+++ RECORD SET +++

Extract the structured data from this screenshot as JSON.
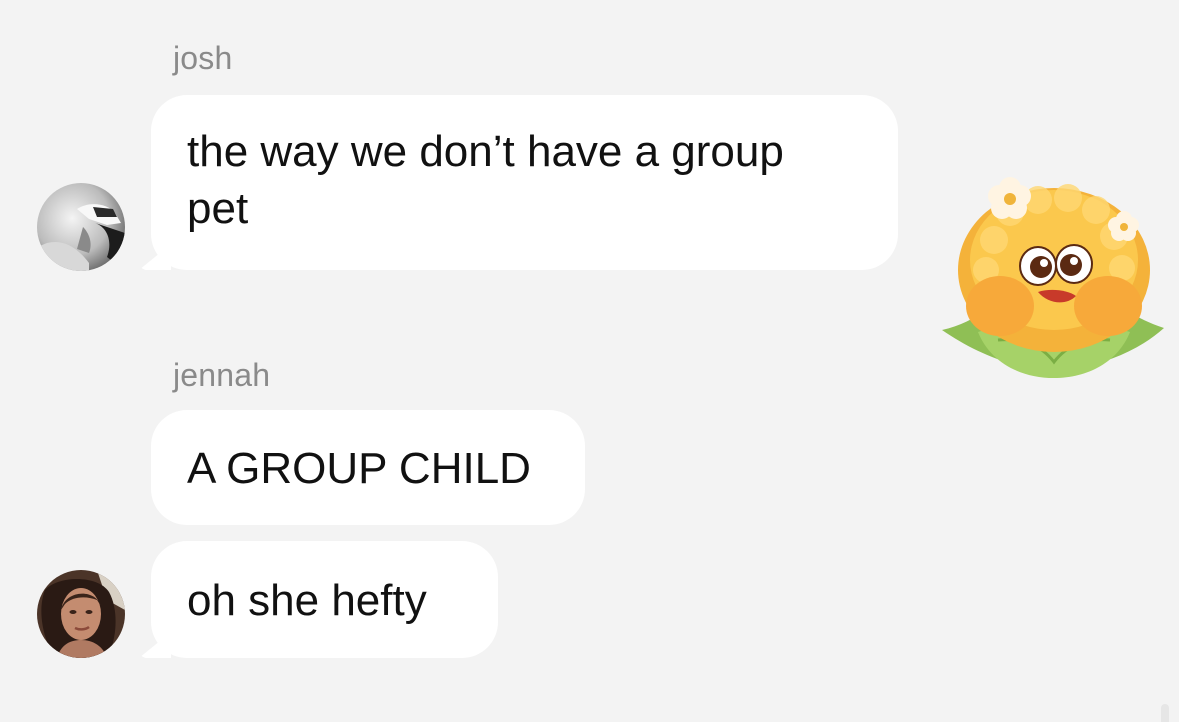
{
  "messages": [
    {
      "sender": "josh",
      "lines": [
        "the way we don’t have a group",
        "pet"
      ],
      "avatar_icon": "avatar-photo-grayscale"
    },
    {
      "sender": "jennah",
      "lines": [
        "A GROUP CHILD"
      ]
    },
    {
      "lines": [
        "oh she hefty"
      ],
      "avatar_icon": "avatar-photo-color"
    }
  ],
  "sticker": {
    "icon": "corn-character-sticker"
  },
  "colors": {
    "background": "#f3f3f3",
    "bubble": "#ffffff",
    "sender_text": "#8a8a8a",
    "message_text": "#111111"
  }
}
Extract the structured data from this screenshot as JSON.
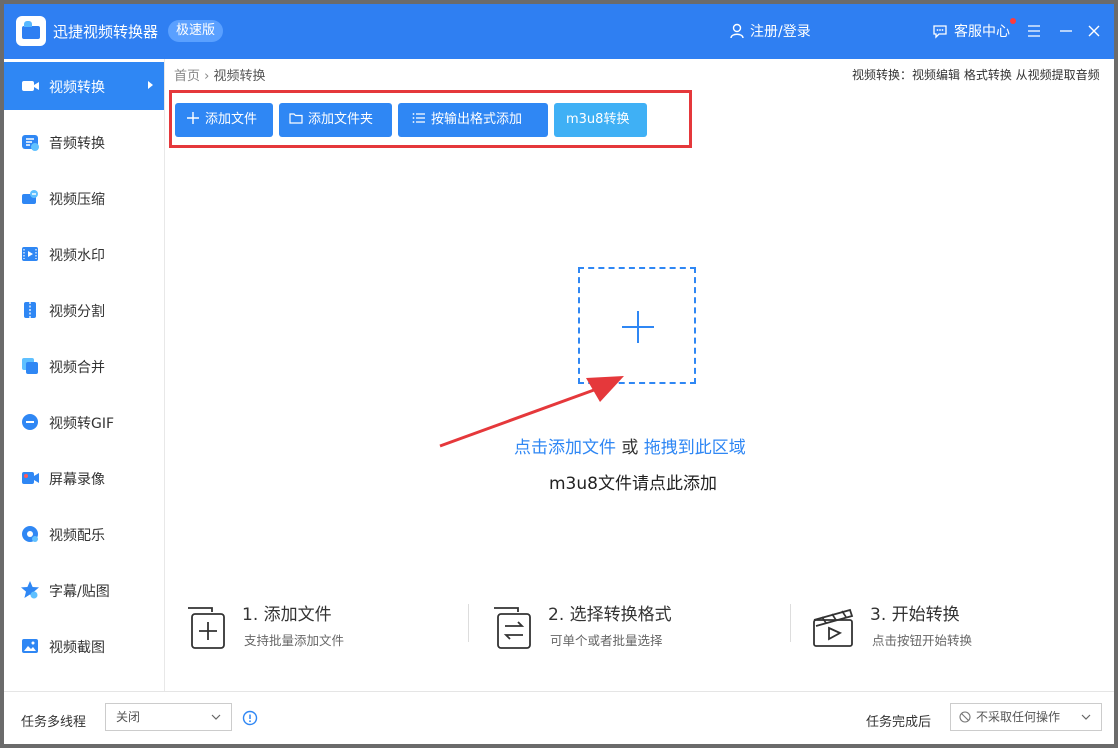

+++

## DO THIS
Transcribe every entry word for word, but skip the pictures.

## EXERCISE RESULT
Extract the structured data from this screenshot as JSON.
{
  "messages": [
    {
      "sender": "josh",
      "lines": [
        "the way we don’t have a group",
        "pet"
      ],
      "avatar_icon": "avatar-photo-grayscale"
    },
    {
      "sender": "jennah",
      "lines": [
        "A GROUP CHILD"
      ]
    },
    {
      "lines": [
        "oh she hefty"
      ],
      "avatar_icon": "avatar-photo-color"
    }
  ],
  "sticker": {
    "icon": "corn-character-sticker"
  },
  "colors": {
    "background": "#f3f3f3",
    "bubble": "#ffffff",
    "sender_text": "#8a8a8a",
    "message_text": "#111111"
  }
}
Extract the structured data from this screenshot as JSON.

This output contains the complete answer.